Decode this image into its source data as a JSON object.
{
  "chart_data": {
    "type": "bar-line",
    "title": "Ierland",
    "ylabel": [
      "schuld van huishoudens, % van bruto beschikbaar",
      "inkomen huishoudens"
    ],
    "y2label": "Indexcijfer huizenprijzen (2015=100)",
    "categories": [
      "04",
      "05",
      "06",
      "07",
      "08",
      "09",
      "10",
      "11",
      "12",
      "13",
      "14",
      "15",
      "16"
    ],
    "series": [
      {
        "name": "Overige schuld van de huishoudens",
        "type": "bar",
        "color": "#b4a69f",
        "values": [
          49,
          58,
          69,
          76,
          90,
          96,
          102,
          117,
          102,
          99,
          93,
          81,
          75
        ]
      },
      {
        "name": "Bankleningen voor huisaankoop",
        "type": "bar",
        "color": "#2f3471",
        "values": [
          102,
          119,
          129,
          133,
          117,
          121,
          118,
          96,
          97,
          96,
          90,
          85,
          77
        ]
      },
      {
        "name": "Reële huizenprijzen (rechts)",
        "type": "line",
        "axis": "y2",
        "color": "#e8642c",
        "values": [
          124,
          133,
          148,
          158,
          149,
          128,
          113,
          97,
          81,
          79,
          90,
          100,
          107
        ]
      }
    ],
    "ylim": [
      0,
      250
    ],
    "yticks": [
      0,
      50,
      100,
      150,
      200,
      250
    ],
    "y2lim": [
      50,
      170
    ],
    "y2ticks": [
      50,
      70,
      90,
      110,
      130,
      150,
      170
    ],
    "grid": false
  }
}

■ **THE EXERCISE**
Without leaving anything out, give the entries again exactly.

■ **COMPLETE RESPONSE**
Decode this image into its source data as a JSON object.
{
  "chart_data": {
    "type": "bar-line",
    "title": "Ierland",
    "ylabel": [
      "schuld van huishoudens, % van bruto beschikbaar",
      "inkomen huishoudens"
    ],
    "y2label": "Indexcijfer huizenprijzen (2015=100)",
    "categories": [
      "04",
      "05",
      "06",
      "07",
      "08",
      "09",
      "10",
      "11",
      "12",
      "13",
      "14",
      "15",
      "16"
    ],
    "series": [
      {
        "name": "Overige schuld van de huishoudens",
        "type": "bar",
        "color": "#b4a69f",
        "values": [
          49,
          58,
          69,
          76,
          90,
          96,
          102,
          117,
          102,
          99,
          93,
          81,
          75
        ]
      },
      {
        "name": "Bankleningen voor huisaankoop",
        "type": "bar",
        "color": "#2f3471",
        "values": [
          102,
          119,
          129,
          133,
          117,
          121,
          118,
          96,
          97,
          96,
          90,
          85,
          77
        ]
      },
      {
        "name": "Reële huizenprijzen (rechts)",
        "type": "line",
        "axis": "y2",
        "color": "#e8642c",
        "values": [
          124,
          133,
          148,
          158,
          149,
          128,
          113,
          97,
          81,
          79,
          90,
          100,
          107
        ]
      }
    ],
    "ylim": [
      0,
      250
    ],
    "yticks": [
      0,
      50,
      100,
      150,
      200,
      250
    ],
    "y2lim": [
      50,
      170
    ],
    "y2ticks": [
      50,
      70,
      90,
      110,
      130,
      150,
      170
    ],
    "grid": false
  }
}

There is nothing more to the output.